EXERCISE BRIEF →
Your task is to transcribe all the entries exactly, excluding pictures.

TASK INPUT →

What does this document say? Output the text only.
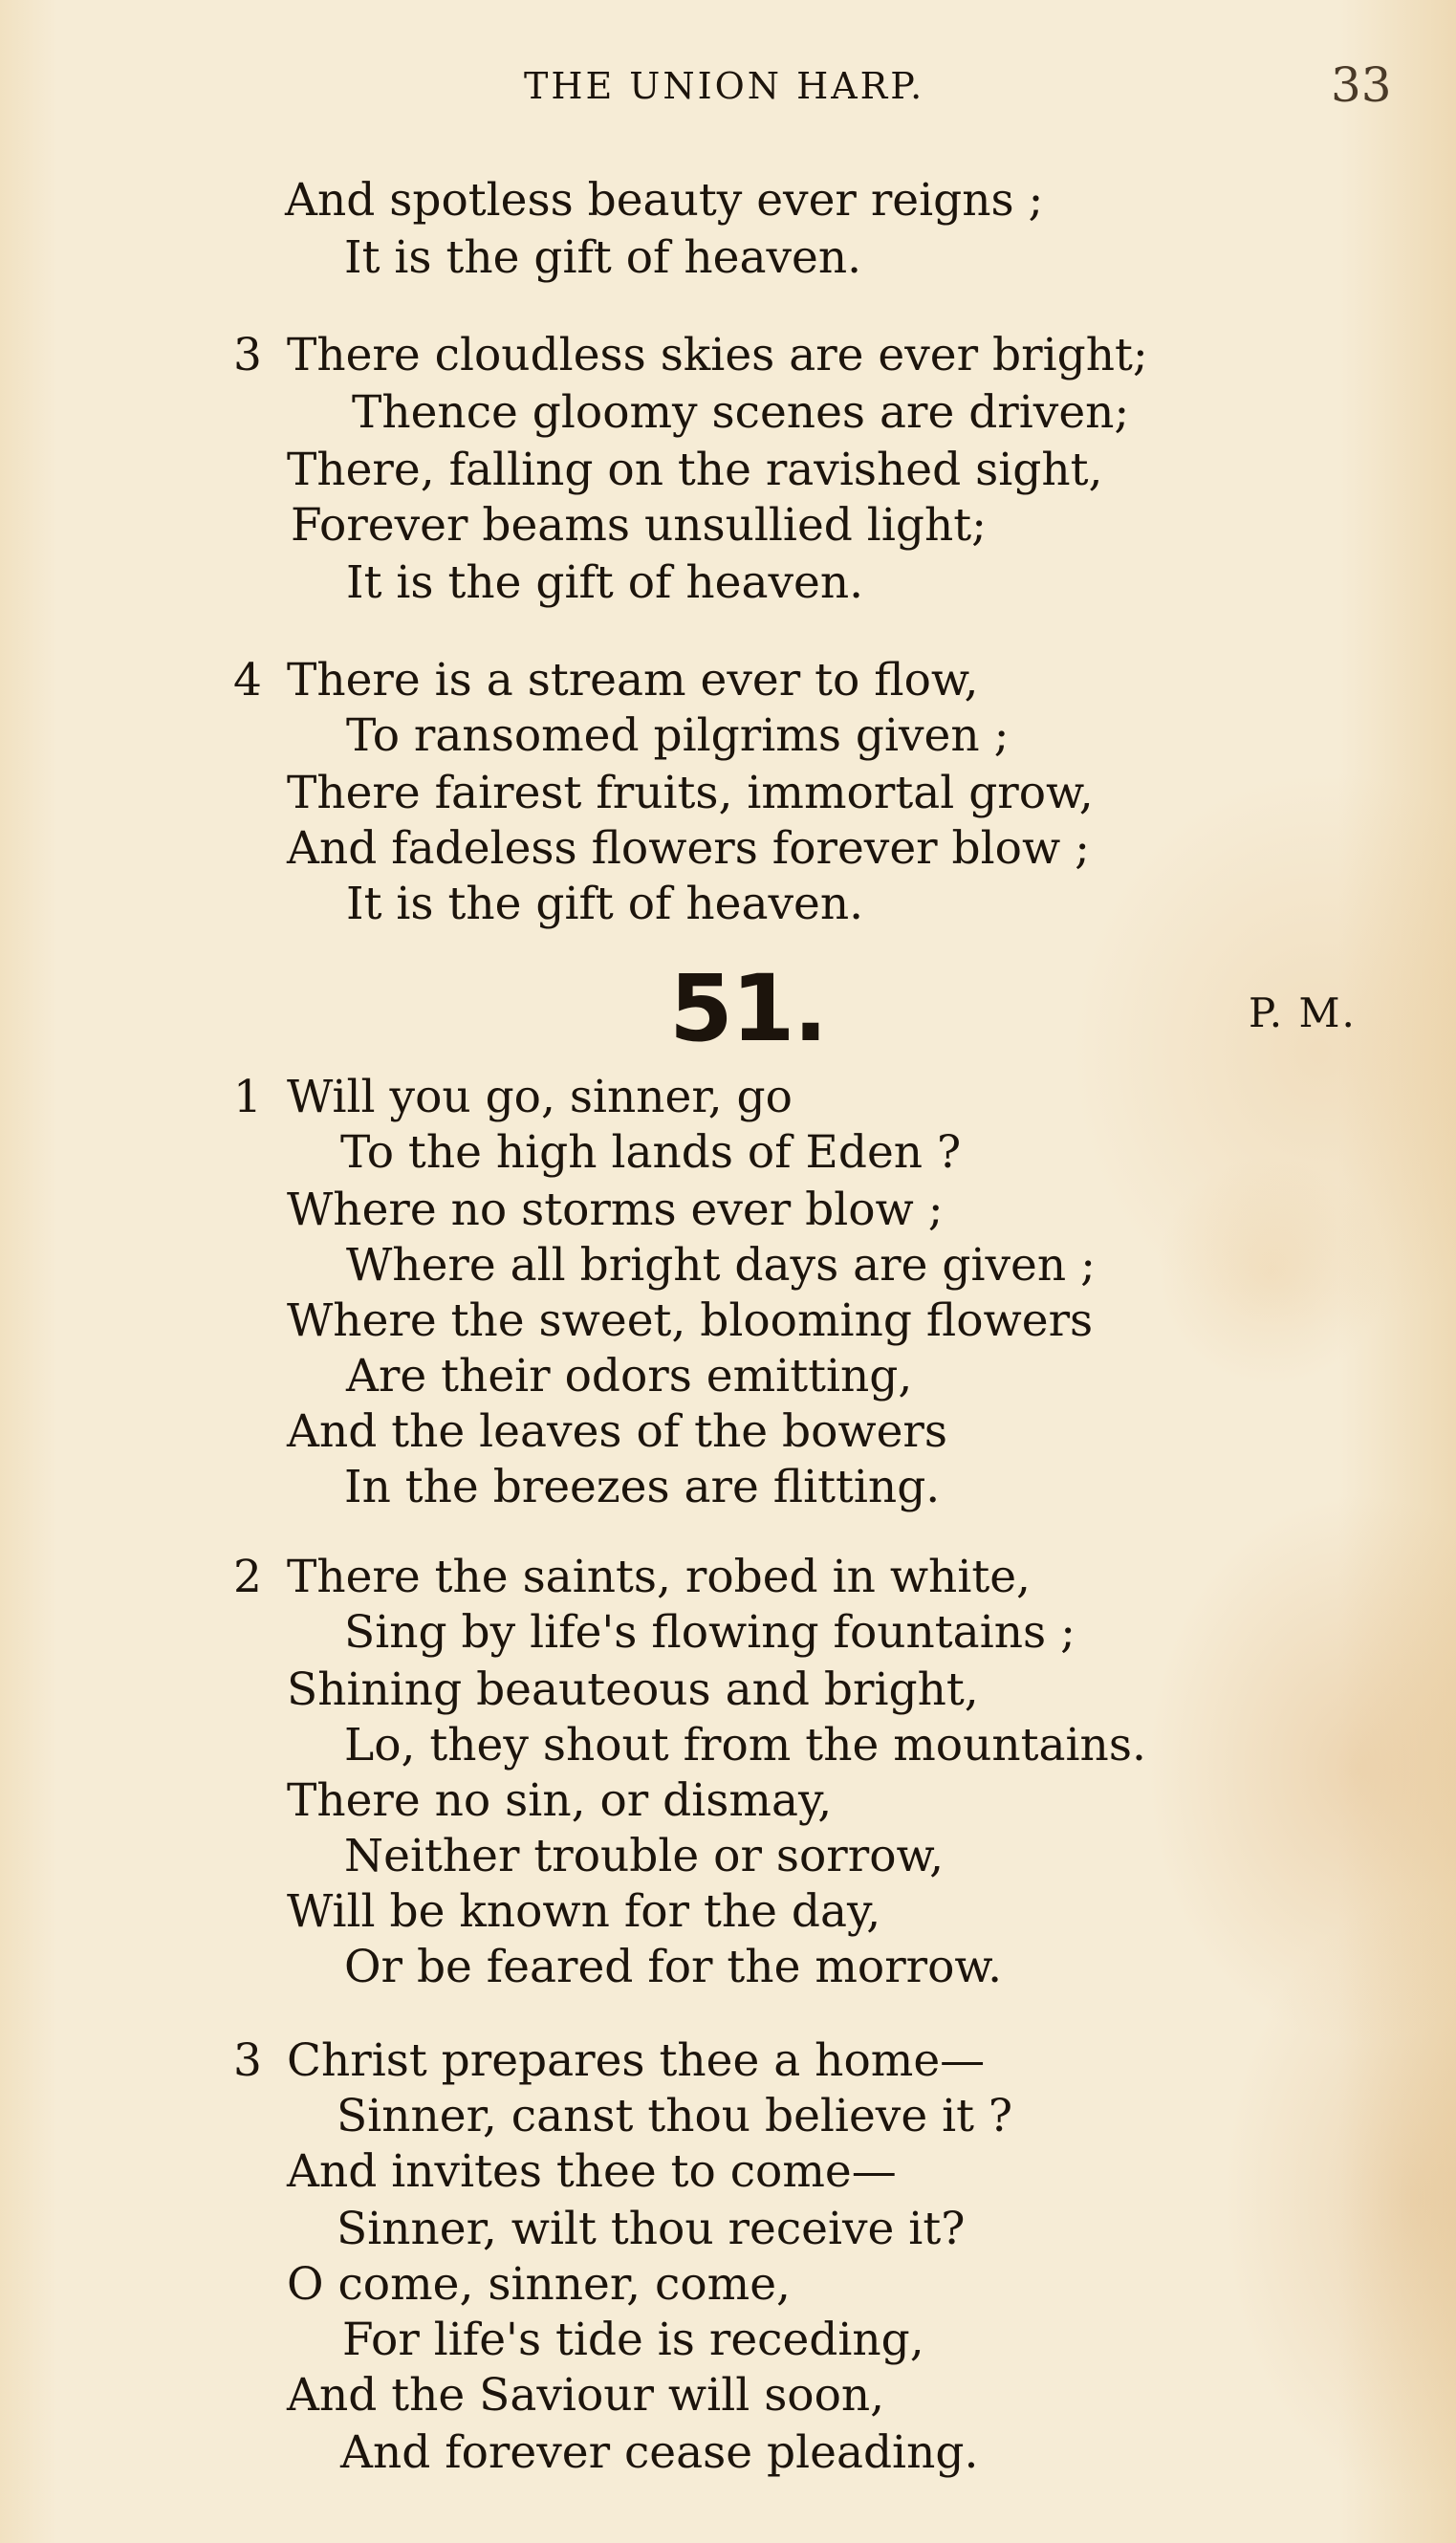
THE UNION HARP.	33
And spotless beauty ever reigns ;
It is the gift of heaven.
3 There cloudless skies are ever bright;
Thence gloomy scenes are driven;
There, falling on the ravished sight,
Forever beams unsullied light;
It is the gift of heaven.
4 There is a stream ever to flow,
To ransomed pilgrims given ;
There fairest fruits, immortal grow,
And fadeless flowers forever blow ;
It is the gift of heaven.
51.	P. M.
1 Will you go, sinner, go
To the high lands of Eden ?
Where no storms ever blow ;
Where all bright days are given ;
Where the sweet, blooming flowers
Are their odors emitting,
And the leaves of the bowers
In the breezes are flitting.
2 There the saints, robed in white,
Sing by life's flowing fountains ;
Shining beauteous and bright,
Lo, they shout from the mountains.
There no sin, or dismay,
Neither trouble or sorrow,
Will be known for the day,
Or be feared for the morrow.
3 Christ prepares thee a home—
Sinner, canst thou believe it ?
And invites thee to come—
Sinner, wilt thou receive it?
O come, sinner, come,
For life's tide is receding,
And the Saviour will soon,
And forever cease pleading.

WRITTEN RESPONSE →
What does this document say? Output the text only.
THE UNION HARP.	33
And spotless beauty ever reigns ;
It is the gift of heaven.
3 There cloudless skies are ever bright;
Thence gloomy scenes are driven;
There, falling on the ravished sight,
Forever beams unsullied light;
It is the gift of heaven.
4 There is a stream ever to flow,
To ransomed pilgrims given ;
There fairest fruits, immortal grow,
And fadeless flowers forever blow ;
It is the gift of heaven.
51.	P. M.
1 Will you go, sinner, go
To the high lands of Eden ?
Where no storms ever blow ;
Where all bright days are given ;
Where the sweet, blooming flowers
Are their odors emitting,
And the leaves of the bowers
In the breezes are flitting.
2 There the saints, robed in white,
Sing by life's flowing fountains ;
Shining beauteous and bright,
Lo, they shout from the mountains.
There no sin, or dismay,
Neither trouble or sorrow,
Will be known for the day,
Or be feared for the morrow.
3 Christ prepares thee a home—
Sinner, canst thou believe it ?
And invites thee to come—
Sinner, wilt thou receive it?
O come, sinner, come,
For life's tide is receding,
And the Saviour will soon,
And forever cease pleading.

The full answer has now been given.